Sunulan alıntı:
────────────────────────────────────────
Joseph Massad: İsrail’in vahşiliği neden kaçınılmaz yenilgisinin göstergesidir?

Joseph Massad: İsrail’in vahşiliği neden kaçınılmaz yenilgisinin göstergesidir?
Jean-Paul Sartre, Francis Jeanson ve Frantz Fanon gibi önde gelen Fransız filozoflar Cezayir'in bağımsızlık davasının yanında yer alıp FLN'yi desteklerken, Cezayirli Yahudi filozof Jacques Derrida sömürgecilerin yanında yer alıp Cezayir'in bağımsızlık arayışına karşı çıkarak karşıt bir duruş sergiledi.

 

 

Gazze’de savaş: İsrail’in vahşiliği neden kaçınılmaz yenilgisinin göstergesidir?

 

 

Joseph Massad

 

 

 

Middle East Eye

 

 

 

Yerleşimci-sömürgeci hegemonyanın çöküşünün yakın olduğunun kabulü, sömürgeci güçleri yerli halkın ayaklanmasını bastırmak için en vahşi yöntemleri kullanmaya zorlar. Yerleşimci-sömürge yönetiminin son aşamaları genellikle soykırım eylemleri de dahil olmak üzere acımasız sömürge şiddetinin tırmanışına tanık olur. Yerleşimci-sömürgeci güçlerin hakimiyeti zayıfladıkça, sömürgeci güçler yerli nüfusun direnişini bastırmak için aşırı ve barbarca önlemlere başvurur.
────────────────────────────────────────
(Öğe konum kayıtları)

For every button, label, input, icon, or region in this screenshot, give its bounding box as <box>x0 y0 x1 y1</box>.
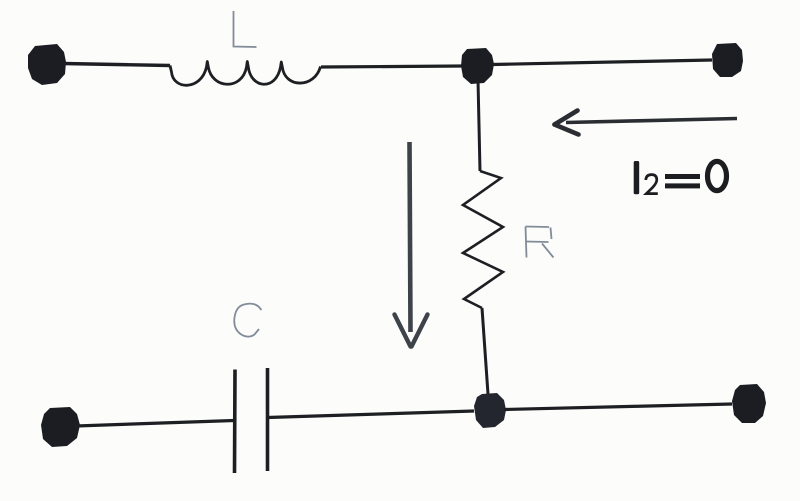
node bottom (junction) <box>474 393 506 428</box>
label C <box>234 304 261 337</box>
capacitor C plate left <box>233 370 237 474</box>
inductor L (4 bumps) <box>170 62 321 86</box>
wire: resistor to bottom node <box>482 308 488 394</box>
label R <box>526 227 554 258</box>
wire: bottom-left terminal to capacitor <box>76 421 234 427</box>
terminal dot bottom-right <box>732 384 766 423</box>
node top (junction) <box>461 48 494 84</box>
current arrow down (through R branch) <box>395 142 428 347</box>
wire: top node to top-right terminal <box>492 60 712 65</box>
wire: inductor to top node <box>321 66 463 67</box>
terminal dot top-left <box>28 44 66 85</box>
current arrow I2 (pointing left) <box>555 111 738 135</box>
label I2=0 <box>634 161 727 194</box>
capacitor C plate right <box>266 368 270 471</box>
wire: capacitor to bottom node <box>268 411 475 418</box>
terminal dot top-right <box>712 43 743 77</box>
wire: top-left terminal to inductor <box>63 64 170 66</box>
wire: bottom node to bottom-right terminal <box>504 404 732 410</box>
terminal dot bottom-left <box>41 407 80 447</box>
resistor R (zigzag) <box>463 171 503 308</box>
wire: top node down to resistor <box>478 80 480 171</box>
label L <box>234 11 257 47</box>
────────────────────────────────────────
Yapılacak görevler:
A - Yukarıdaki İsrail'in Gaza'deki vahşiliği üzerine yazıyı baştan sona olduğu gibi tekrar yazın.
B - Kayıtlarda "junction" sözcüğünü içeren tüm satırları belirleyip kopyalayın; büyük ve küçük harf ayrımı dikkate alınmalıdır.

Görev sonuçları:
A -
Joseph Massad: İsrail’in vahşiliği neden kaçınılmaz yenilgisinin göstergesidir?

Joseph Massad: İsrail’in vahşiliği neden kaçınılmaz yenilgisinin göstergesidir?
Jean-Paul Sartre, Francis Jeanson ve Frantz Fanon gibi önde gelen Fransız filozoflar Cezayir'in bağımsızlık davasının yanında yer alıp FLN'yi desteklerken, Cezayirli Yahudi filozof Jacques Derrida sömürgecilerin yanında yer alıp Cezayir'in bağımsızlık arayışına karşı çıkarak karşıt bir duruş sergiledi.

 

 

Gazze’de savaş: İsrail’in vahşiliği neden kaçınılmaz yenilgisinin göstergesidir?

 

 

Joseph Massad

 

 

 

Middle East Eye

 

 

 

Yerleşimci-sömürgeci hegemonyanın çöküşünün yakın olduğunun kabulü, sömürgeci güçleri yerli halkın ayaklanmasını bastırmak için en vahşi yöntemleri kullanmaya zorlar. Yerleşimci-sömürge yönetiminin son aşamaları genellikle soykırım eylemleri de dahil olmak üzere acımasız sömürge şiddetinin tırmanışına tanık olur. Yerleşimci-sömürgeci güçlerin hakimiyeti zayıfladıkça, sömürgeci güçler yerli nüfusun direnişini bastırmak için aşırı ve barbarca önlemlere başvurur.

B -
node bottom (junction) <box>474 393 506 428</box>
node top (junction) <box>461 48 494 84</box>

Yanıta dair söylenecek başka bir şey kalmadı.